● Aim
Write out the records below once more, exactly as they stand.

● Material
============
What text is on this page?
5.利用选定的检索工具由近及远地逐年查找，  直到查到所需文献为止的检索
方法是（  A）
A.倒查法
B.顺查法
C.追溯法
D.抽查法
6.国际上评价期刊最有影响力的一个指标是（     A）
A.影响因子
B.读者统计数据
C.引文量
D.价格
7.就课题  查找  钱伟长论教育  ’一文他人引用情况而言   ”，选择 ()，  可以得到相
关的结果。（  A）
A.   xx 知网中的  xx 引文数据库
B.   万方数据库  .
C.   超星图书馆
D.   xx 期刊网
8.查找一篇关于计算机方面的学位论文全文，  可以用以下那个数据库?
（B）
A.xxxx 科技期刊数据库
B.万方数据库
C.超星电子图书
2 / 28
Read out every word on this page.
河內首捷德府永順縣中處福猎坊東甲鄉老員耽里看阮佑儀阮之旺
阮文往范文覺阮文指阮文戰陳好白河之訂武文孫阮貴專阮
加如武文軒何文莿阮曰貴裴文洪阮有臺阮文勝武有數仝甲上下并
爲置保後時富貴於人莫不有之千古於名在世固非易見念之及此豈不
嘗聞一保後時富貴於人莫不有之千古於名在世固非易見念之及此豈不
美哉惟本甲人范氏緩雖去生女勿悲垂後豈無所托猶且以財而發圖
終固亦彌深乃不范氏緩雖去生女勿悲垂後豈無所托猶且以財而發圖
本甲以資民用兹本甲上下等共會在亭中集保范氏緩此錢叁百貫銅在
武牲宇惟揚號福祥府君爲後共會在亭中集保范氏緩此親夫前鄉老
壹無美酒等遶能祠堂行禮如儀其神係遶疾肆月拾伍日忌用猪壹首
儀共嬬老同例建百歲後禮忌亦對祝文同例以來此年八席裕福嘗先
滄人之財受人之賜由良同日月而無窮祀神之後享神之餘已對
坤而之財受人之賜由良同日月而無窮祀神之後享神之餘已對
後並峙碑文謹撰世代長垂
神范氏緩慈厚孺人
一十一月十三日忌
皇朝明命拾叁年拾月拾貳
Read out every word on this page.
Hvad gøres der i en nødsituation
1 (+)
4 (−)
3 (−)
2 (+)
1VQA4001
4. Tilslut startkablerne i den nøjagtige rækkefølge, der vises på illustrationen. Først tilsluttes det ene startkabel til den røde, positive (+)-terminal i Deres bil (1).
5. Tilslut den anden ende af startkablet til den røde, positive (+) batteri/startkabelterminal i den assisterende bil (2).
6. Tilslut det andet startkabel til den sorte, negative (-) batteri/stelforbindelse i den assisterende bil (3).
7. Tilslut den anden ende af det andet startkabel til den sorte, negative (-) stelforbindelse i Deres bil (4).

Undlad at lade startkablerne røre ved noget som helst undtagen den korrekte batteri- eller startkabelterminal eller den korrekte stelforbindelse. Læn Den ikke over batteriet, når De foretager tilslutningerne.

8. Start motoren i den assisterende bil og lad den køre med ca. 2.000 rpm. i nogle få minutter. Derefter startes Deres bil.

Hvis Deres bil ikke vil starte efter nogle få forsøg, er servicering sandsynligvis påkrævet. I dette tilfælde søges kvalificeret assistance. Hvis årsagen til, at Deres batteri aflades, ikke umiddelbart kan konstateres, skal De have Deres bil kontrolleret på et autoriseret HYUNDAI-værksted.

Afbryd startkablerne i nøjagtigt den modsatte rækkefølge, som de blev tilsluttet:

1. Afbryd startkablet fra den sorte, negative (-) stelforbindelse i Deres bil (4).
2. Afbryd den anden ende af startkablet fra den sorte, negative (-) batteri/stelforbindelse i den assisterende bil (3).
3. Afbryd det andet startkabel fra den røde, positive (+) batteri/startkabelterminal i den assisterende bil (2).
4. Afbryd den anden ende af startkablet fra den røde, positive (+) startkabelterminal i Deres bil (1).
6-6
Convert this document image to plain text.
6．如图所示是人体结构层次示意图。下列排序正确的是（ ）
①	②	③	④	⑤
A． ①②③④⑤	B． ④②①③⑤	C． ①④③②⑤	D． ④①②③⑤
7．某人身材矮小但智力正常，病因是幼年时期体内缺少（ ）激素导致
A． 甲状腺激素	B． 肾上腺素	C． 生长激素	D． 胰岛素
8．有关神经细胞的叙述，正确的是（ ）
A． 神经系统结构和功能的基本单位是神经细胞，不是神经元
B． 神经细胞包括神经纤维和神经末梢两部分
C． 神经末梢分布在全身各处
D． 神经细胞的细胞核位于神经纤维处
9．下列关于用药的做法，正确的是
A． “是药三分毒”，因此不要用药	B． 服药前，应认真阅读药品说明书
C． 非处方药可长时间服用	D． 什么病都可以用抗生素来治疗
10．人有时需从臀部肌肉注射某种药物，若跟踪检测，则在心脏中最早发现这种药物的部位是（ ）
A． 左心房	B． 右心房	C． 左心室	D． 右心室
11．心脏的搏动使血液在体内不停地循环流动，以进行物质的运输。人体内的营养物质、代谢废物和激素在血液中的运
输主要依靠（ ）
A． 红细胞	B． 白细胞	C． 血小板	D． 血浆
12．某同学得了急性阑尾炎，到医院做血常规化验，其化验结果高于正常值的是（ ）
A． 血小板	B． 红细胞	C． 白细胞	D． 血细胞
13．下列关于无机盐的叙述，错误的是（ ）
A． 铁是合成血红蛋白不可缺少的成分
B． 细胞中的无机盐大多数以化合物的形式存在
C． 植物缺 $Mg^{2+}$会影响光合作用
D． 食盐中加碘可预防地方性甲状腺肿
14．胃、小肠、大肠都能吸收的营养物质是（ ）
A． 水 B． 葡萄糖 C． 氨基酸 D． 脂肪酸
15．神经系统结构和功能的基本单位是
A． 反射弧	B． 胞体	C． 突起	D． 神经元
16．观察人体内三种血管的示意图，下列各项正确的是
============
● The solution
What text is on this page?
5.利用选定的检索工具由近及远地逐年查找，  直到查到所需文献为止的检索
方法是（  A）
A.倒查法
B.顺查法
C.追溯法
D.抽查法
6.国际上评价期刊最有影响力的一个指标是（     A）
A.影响因子
B.读者统计数据
C.引文量
D.价格
7.就课题  查找  钱伟长论教育  ’一文他人引用情况而言   ”，选择 ()，  可以得到相
关的结果。（  A）
A.   xx 知网中的  xx 引文数据库
B.   万方数据库  .
C.   超星图书馆
D.   xx 期刊网
8.查找一篇关于计算机方面的学位论文全文，  可以用以下那个数据库?
（B）
A.xxxx 科技期刊数据库
B.万方数据库
C.超星电子图书
2 / 28
Read out every word on this page.
河內首捷德府永順縣中處福猎坊東甲鄉老員耽里看阮佑儀阮之旺
阮文往范文覺阮文指阮文戰陳好白河之訂武文孫阮貴專阮
加如武文軒何文莿阮曰貴裴文洪阮有臺阮文勝武有數仝甲上下并
爲置保後時富貴於人莫不有之千古於名在世固非易見念之及此豈不
嘗聞一保後時富貴於人莫不有之千古於名在世固非易見念之及此豈不
美哉惟本甲人范氏緩雖去生女勿悲垂後豈無所托猶且以財而發圖
終固亦彌深乃不范氏緩雖去生女勿悲垂後豈無所托猶且以財而發圖
本甲以資民用兹本甲上下等共會在亭中集保范氏緩此錢叁百貫銅在
武牲宇惟揚號福祥府君爲後共會在亭中集保范氏緩此親夫前鄉老
壹無美酒等遶能祠堂行禮如儀其神係遶疾肆月拾伍日忌用猪壹首
儀共嬬老同例建百歲後禮忌亦對祝文同例以來此年八席裕福嘗先
滄人之財受人之賜由良同日月而無窮祀神之後享神之餘已對
坤而之財受人之賜由良同日月而無窮祀神之後享神之餘已對
後並峙碑文謹撰世代長垂
神范氏緩慈厚孺人
一十一月十三日忌
皇朝明命拾叁年拾月拾貳
Read out every word on this page.
Hvad gøres der i en nødsituation
1 (+)
4 (−)
3 (−)
2 (+)
1VQA4001
4. Tilslut startkablerne i den nøjagtige rækkefølge, der vises på illustrationen. Først tilsluttes det ene startkabel til den røde, positive (+)-terminal i Deres bil (1).
5. Tilslut den anden ende af startkablet til den røde, positive (+) batteri/startkabelterminal i den assisterende bil (2).
6. Tilslut det andet startkabel til den sorte, negative (-) batteri/stelforbindelse i den assisterende bil (3).
7. Tilslut den anden ende af det andet startkabel til den sorte, negative (-) stelforbindelse i Deres bil (4).

Undlad at lade startkablerne røre ved noget som helst undtagen den korrekte batteri- eller startkabelterminal eller den korrekte stelforbindelse. Læn Den ikke over batteriet, når De foretager tilslutningerne.

8. Start motoren i den assisterende bil og lad den køre med ca. 2.000 rpm. i nogle få minutter. Derefter startes Deres bil.

Hvis Deres bil ikke vil starte efter nogle få forsøg, er servicering sandsynligvis påkrævet. I dette tilfælde søges kvalificeret assistance. Hvis årsagen til, at Deres batteri aflades, ikke umiddelbart kan konstateres, skal De have Deres bil kontrolleret på et autoriseret HYUNDAI-værksted.

Afbryd startkablerne i nøjagtigt den modsatte rækkefølge, som de blev tilsluttet:

1. Afbryd startkablet fra den sorte, negative (-) stelforbindelse i Deres bil (4).
2. Afbryd den anden ende af startkablet fra den sorte, negative (-) batteri/stelforbindelse i den assisterende bil (3).
3. Afbryd det andet startkabel fra den røde, positive (+) batteri/startkabelterminal i den assisterende bil (2).
4. Afbryd den anden ende af startkablet fra den røde, positive (+) startkabelterminal i Deres bil (1).
6-6
Convert this document image to plain text.
6．如图所示是人体结构层次示意图。下列排序正确的是（ ）
①	②	③	④	⑤
A． ①②③④⑤	B． ④②①③⑤	C． ①④③②⑤	D． ④①②③⑤
7．某人身材矮小但智力正常，病因是幼年时期体内缺少（ ）激素导致
A． 甲状腺激素	B． 肾上腺素	C． 生长激素	D． 胰岛素
8．有关神经细胞的叙述，正确的是（ ）
A． 神经系统结构和功能的基本单位是神经细胞，不是神经元
B． 神经细胞包括神经纤维和神经末梢两部分
C． 神经末梢分布在全身各处
D． 神经细胞的细胞核位于神经纤维处
9．下列关于用药的做法，正确的是
A． “是药三分毒”，因此不要用药	B． 服药前，应认真阅读药品说明书
C． 非处方药可长时间服用	D． 什么病都可以用抗生素来治疗
10．人有时需从臀部肌肉注射某种药物，若跟踪检测，则在心脏中最早发现这种药物的部位是（ ）
A． 左心房	B． 右心房	C． 左心室	D． 右心室
11．心脏的搏动使血液在体内不停地循环流动，以进行物质的运输。人体内的营养物质、代谢废物和激素在血液中的运
输主要依靠（ ）
A． 红细胞	B． 白细胞	C． 血小板	D． 血浆
12．某同学得了急性阑尾炎，到医院做血常规化验，其化验结果高于正常值的是（ ）
A． 血小板	B． 红细胞	C． 白细胞	D． 血细胞
13．下列关于无机盐的叙述，错误的是（ ）
A． 铁是合成血红蛋白不可缺少的成分
B． 细胞中的无机盐大多数以化合物的形式存在
C． 植物缺 $Mg^{2+}$会影响光合作用
D． 食盐中加碘可预防地方性甲状腺肿
14．胃、小肠、大肠都能吸收的营养物质是（ ）
A． 水 B． 葡萄糖 C． 氨基酸 D． 脂肪酸
15．神经系统结构和功能的基本单位是
A． 反射弧	B． 胞体	C． 突起	D． 神经元
16．观察人体内三种血管的示意图，下列各项正确的是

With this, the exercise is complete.